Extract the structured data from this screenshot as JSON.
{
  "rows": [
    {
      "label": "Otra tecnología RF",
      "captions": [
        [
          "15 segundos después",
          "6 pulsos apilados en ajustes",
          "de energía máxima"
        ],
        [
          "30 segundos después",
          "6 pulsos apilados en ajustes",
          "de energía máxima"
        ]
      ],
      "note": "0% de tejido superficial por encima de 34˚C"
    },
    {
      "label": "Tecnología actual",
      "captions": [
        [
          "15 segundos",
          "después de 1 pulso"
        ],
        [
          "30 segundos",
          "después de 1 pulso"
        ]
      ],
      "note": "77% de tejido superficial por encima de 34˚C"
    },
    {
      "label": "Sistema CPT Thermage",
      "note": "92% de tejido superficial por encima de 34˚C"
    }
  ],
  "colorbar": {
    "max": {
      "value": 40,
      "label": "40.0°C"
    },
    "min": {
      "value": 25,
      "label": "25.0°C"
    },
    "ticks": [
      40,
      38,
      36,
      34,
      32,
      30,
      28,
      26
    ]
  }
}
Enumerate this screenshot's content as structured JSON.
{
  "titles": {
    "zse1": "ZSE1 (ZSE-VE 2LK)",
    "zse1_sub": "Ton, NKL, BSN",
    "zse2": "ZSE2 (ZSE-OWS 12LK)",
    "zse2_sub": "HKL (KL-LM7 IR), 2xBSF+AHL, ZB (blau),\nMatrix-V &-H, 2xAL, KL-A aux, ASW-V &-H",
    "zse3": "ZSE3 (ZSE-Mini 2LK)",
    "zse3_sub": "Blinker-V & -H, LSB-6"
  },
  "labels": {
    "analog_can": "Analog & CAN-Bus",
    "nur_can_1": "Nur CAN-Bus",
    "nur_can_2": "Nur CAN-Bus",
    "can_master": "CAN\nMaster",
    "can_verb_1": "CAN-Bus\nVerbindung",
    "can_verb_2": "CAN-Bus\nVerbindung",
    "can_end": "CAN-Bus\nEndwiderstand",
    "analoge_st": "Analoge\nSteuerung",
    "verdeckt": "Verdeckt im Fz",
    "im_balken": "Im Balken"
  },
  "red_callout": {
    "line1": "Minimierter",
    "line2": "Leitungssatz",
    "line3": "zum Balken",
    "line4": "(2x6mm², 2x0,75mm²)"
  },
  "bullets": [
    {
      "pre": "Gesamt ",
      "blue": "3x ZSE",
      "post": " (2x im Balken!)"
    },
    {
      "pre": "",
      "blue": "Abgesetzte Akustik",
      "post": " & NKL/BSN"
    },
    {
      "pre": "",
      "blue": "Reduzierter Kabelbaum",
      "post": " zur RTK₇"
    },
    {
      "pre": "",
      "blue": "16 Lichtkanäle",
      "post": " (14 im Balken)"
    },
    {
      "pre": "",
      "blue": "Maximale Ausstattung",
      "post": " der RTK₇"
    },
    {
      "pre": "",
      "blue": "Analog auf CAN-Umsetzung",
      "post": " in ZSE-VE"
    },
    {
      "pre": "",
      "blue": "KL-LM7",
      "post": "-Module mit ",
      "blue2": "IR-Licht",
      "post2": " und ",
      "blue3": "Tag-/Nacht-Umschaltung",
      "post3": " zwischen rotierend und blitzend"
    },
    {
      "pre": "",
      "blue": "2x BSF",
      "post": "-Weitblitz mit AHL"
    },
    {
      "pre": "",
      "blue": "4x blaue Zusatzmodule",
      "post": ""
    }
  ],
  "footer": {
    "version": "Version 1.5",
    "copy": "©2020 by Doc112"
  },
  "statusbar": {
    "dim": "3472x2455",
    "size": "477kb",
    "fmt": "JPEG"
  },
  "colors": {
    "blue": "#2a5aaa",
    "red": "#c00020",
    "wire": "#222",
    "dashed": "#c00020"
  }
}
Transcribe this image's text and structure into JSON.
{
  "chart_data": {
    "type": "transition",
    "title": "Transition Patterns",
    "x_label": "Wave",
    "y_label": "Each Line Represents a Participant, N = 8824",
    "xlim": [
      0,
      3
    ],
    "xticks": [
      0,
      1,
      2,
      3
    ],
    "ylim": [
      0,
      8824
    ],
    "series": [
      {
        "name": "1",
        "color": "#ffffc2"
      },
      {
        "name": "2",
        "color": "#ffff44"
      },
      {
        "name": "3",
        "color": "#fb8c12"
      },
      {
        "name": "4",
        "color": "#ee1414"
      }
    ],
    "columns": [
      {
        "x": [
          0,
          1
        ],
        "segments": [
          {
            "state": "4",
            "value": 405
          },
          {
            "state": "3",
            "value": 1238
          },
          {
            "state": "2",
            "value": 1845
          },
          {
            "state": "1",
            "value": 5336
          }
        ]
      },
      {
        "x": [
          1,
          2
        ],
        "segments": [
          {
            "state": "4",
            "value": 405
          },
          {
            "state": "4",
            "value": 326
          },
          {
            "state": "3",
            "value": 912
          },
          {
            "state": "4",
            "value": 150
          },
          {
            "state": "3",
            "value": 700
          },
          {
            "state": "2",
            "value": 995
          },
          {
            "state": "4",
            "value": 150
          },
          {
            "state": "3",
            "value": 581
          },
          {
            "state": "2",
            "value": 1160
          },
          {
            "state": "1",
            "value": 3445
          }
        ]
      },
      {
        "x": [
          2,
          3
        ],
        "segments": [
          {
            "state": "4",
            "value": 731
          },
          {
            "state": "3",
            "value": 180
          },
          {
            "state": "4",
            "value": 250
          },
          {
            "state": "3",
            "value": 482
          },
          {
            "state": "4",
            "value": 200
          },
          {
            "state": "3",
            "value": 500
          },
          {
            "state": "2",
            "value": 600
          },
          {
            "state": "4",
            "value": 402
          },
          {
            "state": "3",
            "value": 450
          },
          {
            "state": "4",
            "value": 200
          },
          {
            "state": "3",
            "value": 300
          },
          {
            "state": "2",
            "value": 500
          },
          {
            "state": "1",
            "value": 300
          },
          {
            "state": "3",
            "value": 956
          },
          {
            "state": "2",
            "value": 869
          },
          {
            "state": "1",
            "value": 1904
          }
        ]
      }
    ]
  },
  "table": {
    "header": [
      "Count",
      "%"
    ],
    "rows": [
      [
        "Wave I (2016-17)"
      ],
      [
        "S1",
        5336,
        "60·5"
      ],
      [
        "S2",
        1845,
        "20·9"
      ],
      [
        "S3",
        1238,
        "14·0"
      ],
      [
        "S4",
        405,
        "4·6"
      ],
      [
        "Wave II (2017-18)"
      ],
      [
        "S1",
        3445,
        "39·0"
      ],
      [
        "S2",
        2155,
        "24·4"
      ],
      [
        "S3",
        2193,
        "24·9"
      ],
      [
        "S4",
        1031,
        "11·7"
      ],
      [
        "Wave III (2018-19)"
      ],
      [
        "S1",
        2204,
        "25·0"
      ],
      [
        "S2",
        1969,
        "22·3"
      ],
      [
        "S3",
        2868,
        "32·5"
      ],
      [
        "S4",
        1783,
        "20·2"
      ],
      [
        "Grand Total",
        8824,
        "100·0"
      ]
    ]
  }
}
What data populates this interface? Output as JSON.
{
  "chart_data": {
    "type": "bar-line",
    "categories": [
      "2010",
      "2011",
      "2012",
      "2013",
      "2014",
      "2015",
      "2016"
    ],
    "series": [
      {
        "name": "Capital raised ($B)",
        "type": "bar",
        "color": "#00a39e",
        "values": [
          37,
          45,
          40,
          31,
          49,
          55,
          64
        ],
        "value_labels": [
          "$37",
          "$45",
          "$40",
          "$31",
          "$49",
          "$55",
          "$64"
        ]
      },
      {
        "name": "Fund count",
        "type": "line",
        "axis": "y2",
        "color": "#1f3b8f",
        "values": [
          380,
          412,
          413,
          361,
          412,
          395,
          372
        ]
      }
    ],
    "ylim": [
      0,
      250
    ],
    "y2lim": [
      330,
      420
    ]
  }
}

==

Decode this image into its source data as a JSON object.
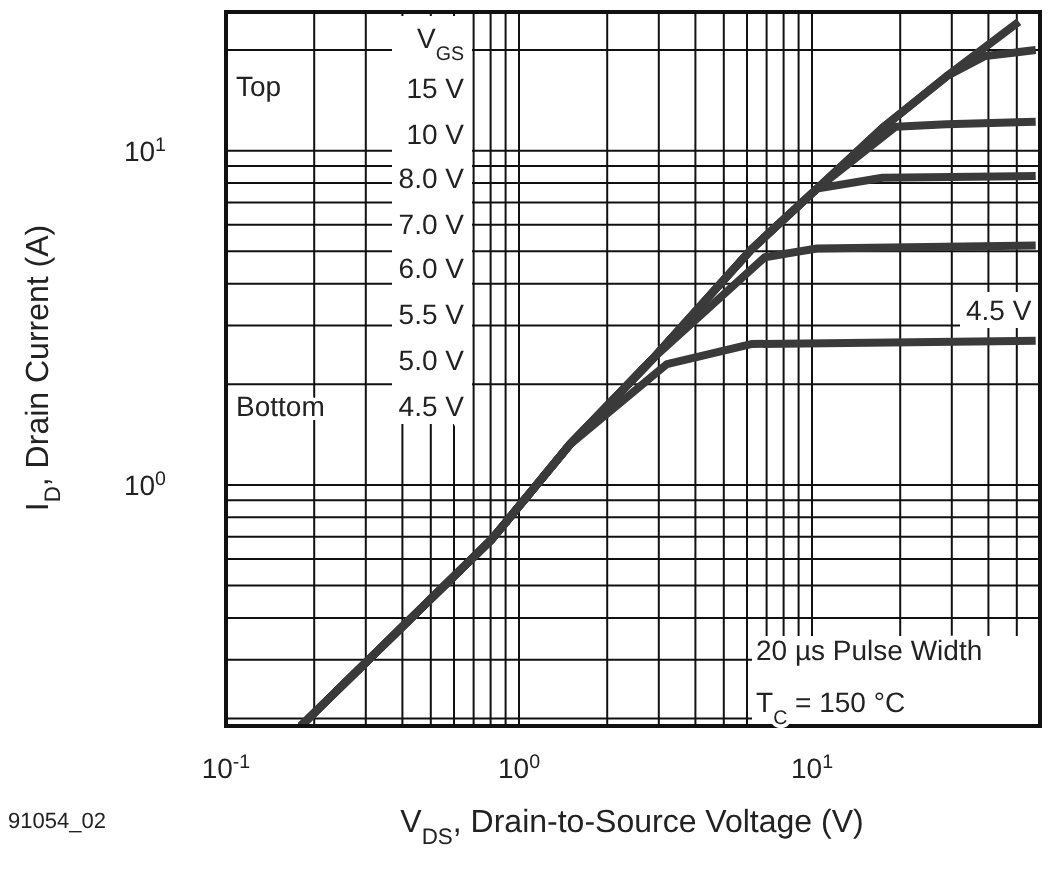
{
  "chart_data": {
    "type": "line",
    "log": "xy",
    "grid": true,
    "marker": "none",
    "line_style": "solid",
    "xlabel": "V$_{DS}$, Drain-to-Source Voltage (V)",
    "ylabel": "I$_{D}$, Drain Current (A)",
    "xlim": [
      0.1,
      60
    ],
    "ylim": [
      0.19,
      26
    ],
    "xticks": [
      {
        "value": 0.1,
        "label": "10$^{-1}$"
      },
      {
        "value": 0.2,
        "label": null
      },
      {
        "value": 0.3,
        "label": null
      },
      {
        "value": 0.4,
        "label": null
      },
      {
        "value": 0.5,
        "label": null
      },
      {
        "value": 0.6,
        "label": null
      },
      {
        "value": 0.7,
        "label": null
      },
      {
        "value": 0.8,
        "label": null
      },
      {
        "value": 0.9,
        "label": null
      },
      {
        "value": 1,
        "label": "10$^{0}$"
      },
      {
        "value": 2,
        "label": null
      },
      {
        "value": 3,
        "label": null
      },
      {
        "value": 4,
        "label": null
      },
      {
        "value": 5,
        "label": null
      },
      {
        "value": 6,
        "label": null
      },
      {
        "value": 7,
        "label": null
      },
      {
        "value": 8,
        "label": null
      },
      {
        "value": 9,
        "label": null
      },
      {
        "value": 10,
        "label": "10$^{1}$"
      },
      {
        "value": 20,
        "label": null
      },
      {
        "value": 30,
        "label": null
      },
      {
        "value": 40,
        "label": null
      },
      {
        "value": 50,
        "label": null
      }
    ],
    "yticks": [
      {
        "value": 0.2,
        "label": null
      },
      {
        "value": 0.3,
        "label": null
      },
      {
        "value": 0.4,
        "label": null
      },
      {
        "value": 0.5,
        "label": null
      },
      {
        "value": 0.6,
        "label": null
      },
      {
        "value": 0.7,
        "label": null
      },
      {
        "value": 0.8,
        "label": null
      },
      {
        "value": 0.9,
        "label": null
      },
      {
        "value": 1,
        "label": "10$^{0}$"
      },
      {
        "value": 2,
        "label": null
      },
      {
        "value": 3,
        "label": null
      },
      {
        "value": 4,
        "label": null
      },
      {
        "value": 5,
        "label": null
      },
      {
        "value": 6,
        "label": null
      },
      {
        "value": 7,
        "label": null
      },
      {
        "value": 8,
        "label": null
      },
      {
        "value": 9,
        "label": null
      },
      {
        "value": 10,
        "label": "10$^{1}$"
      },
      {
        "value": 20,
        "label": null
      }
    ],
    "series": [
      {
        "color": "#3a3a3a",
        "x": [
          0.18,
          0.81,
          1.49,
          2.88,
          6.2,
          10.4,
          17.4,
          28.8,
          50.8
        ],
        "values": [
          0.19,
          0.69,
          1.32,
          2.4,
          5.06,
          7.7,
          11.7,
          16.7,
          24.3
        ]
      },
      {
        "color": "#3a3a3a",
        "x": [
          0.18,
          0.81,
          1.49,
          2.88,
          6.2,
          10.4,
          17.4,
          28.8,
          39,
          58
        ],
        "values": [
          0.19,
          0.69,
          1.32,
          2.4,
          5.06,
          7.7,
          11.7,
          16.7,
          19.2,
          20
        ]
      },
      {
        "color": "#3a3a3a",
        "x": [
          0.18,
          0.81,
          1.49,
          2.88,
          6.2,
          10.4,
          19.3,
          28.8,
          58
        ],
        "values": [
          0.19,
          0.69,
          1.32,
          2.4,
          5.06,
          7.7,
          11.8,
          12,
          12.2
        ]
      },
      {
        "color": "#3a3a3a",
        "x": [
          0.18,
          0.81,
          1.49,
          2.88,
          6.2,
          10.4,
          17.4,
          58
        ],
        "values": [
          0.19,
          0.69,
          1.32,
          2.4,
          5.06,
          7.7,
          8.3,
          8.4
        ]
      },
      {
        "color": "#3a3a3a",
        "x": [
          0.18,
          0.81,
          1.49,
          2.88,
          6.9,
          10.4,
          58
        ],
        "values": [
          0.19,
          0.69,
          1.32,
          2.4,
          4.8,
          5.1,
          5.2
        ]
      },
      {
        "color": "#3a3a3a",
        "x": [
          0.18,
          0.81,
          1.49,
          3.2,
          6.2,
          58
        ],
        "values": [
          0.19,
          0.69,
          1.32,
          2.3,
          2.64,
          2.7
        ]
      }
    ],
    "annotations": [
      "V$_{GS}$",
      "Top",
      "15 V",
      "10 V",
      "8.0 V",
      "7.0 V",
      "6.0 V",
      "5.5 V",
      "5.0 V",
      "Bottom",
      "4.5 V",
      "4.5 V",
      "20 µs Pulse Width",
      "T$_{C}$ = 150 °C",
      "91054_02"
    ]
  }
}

▸ **Directions**
Filter the entries above down to the lines containing the word "Wave".

▸ **Solution for this task**
    "x_label": "Wave",
        "Wave I (2016-17)"
        "Wave II (2017-18)"
        "Wave III (2018-19)"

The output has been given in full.